Figure record listings
━━━━━━━━

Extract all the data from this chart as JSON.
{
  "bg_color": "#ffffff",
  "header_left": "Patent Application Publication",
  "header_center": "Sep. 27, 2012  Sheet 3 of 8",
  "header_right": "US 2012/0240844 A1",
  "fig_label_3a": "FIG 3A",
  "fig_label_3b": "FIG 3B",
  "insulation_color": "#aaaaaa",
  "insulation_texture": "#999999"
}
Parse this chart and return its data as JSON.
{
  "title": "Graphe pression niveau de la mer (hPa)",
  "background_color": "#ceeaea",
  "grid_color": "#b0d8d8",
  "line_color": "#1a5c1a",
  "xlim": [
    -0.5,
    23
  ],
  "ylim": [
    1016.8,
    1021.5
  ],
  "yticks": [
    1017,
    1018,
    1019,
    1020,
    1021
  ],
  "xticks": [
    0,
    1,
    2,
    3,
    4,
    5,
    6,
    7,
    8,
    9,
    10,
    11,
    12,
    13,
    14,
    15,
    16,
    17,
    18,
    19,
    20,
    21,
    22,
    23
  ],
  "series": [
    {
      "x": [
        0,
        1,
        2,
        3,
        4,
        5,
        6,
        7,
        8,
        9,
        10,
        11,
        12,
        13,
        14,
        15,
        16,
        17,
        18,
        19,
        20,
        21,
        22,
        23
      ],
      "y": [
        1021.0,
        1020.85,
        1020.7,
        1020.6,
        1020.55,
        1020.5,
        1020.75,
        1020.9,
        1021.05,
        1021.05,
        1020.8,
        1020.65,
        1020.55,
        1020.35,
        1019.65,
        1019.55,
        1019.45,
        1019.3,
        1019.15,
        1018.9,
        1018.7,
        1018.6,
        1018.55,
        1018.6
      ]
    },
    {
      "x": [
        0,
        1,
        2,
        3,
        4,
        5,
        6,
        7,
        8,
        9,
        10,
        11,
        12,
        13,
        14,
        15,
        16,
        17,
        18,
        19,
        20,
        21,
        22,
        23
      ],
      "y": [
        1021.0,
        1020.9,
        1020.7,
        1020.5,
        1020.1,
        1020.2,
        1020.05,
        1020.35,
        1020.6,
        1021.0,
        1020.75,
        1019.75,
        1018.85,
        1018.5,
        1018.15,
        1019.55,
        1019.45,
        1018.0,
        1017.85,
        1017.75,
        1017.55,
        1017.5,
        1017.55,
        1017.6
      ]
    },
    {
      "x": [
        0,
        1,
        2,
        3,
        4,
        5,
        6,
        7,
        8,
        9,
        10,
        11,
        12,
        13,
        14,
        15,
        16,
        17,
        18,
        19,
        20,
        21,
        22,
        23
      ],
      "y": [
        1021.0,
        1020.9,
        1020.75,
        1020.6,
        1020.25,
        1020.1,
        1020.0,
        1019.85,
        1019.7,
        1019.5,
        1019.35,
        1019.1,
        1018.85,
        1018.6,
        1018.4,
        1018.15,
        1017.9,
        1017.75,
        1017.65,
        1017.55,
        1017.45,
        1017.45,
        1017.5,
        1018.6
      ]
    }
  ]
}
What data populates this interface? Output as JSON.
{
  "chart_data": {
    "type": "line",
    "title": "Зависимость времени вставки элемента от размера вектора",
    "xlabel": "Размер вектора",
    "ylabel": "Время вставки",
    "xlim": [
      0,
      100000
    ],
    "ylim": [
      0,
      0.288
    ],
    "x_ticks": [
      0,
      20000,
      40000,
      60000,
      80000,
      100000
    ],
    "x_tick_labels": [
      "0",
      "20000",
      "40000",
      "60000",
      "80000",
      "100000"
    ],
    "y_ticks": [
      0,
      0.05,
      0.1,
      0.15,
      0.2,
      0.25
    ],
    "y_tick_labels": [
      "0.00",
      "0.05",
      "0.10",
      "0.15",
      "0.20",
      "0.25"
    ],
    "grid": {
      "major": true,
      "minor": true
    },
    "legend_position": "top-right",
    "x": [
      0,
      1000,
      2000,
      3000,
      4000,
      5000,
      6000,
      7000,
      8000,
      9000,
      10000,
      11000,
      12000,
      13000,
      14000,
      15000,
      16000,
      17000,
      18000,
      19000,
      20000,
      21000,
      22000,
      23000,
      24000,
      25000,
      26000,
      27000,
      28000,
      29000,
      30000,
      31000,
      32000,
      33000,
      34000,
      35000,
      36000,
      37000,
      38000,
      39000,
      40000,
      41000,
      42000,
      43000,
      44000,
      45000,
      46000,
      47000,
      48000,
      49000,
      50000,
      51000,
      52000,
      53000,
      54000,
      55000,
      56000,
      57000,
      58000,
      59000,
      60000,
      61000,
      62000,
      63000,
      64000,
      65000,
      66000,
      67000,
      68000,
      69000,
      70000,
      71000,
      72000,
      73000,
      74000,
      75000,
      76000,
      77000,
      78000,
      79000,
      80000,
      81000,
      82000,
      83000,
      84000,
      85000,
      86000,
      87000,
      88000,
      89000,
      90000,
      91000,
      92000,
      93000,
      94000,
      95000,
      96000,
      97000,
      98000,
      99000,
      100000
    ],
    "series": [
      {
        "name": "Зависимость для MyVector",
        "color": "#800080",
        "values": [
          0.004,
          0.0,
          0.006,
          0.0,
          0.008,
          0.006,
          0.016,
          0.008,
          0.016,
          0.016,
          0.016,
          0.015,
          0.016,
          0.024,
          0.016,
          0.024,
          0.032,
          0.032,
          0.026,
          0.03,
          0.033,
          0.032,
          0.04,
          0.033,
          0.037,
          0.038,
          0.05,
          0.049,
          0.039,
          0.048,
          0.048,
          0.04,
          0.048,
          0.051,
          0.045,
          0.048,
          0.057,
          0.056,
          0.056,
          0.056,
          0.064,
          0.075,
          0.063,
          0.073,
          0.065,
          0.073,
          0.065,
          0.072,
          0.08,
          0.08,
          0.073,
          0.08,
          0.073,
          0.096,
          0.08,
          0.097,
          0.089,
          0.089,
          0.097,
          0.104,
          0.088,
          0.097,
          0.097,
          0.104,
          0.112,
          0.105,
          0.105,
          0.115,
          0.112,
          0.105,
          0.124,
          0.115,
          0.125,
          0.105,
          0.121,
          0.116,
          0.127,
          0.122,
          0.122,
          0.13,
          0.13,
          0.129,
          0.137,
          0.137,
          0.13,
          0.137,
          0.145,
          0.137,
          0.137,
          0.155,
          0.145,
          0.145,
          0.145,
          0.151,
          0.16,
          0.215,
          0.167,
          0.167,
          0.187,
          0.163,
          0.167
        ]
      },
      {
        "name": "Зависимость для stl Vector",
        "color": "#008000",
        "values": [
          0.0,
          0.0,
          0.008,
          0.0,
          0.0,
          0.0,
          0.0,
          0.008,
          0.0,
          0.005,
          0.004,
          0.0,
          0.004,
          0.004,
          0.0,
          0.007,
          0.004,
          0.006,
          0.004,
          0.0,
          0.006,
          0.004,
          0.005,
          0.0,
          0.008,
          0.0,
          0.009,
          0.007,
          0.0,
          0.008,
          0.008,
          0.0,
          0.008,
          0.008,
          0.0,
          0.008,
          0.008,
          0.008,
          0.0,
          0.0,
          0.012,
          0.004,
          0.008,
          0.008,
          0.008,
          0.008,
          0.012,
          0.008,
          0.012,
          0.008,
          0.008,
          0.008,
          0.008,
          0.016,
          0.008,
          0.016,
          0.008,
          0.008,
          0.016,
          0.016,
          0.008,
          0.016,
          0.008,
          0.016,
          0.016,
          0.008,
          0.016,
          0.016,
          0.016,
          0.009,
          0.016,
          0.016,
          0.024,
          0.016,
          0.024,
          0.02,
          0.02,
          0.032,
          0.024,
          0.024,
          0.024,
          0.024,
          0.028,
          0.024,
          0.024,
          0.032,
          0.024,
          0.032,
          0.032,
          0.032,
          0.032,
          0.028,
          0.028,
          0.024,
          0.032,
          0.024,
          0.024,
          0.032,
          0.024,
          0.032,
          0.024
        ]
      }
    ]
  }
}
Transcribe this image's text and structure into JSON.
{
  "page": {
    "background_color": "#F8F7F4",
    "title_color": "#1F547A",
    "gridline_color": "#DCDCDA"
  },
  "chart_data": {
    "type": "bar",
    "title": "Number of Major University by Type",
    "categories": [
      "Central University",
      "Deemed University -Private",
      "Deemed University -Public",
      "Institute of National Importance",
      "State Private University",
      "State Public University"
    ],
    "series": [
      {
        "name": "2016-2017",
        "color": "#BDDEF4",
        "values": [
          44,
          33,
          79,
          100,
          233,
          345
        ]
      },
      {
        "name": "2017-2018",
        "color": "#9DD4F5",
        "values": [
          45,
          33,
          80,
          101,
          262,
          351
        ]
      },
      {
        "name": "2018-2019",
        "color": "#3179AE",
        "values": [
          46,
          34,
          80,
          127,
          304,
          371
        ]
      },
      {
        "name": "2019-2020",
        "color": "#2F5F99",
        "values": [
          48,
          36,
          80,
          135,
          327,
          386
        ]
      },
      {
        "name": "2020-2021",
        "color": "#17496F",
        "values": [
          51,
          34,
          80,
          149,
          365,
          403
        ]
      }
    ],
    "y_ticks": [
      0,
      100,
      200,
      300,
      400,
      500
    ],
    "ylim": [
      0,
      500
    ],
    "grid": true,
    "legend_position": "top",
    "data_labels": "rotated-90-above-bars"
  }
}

━━━━━━━━

Determine how many of the lines above hold the word "University", and output that number by itself.

6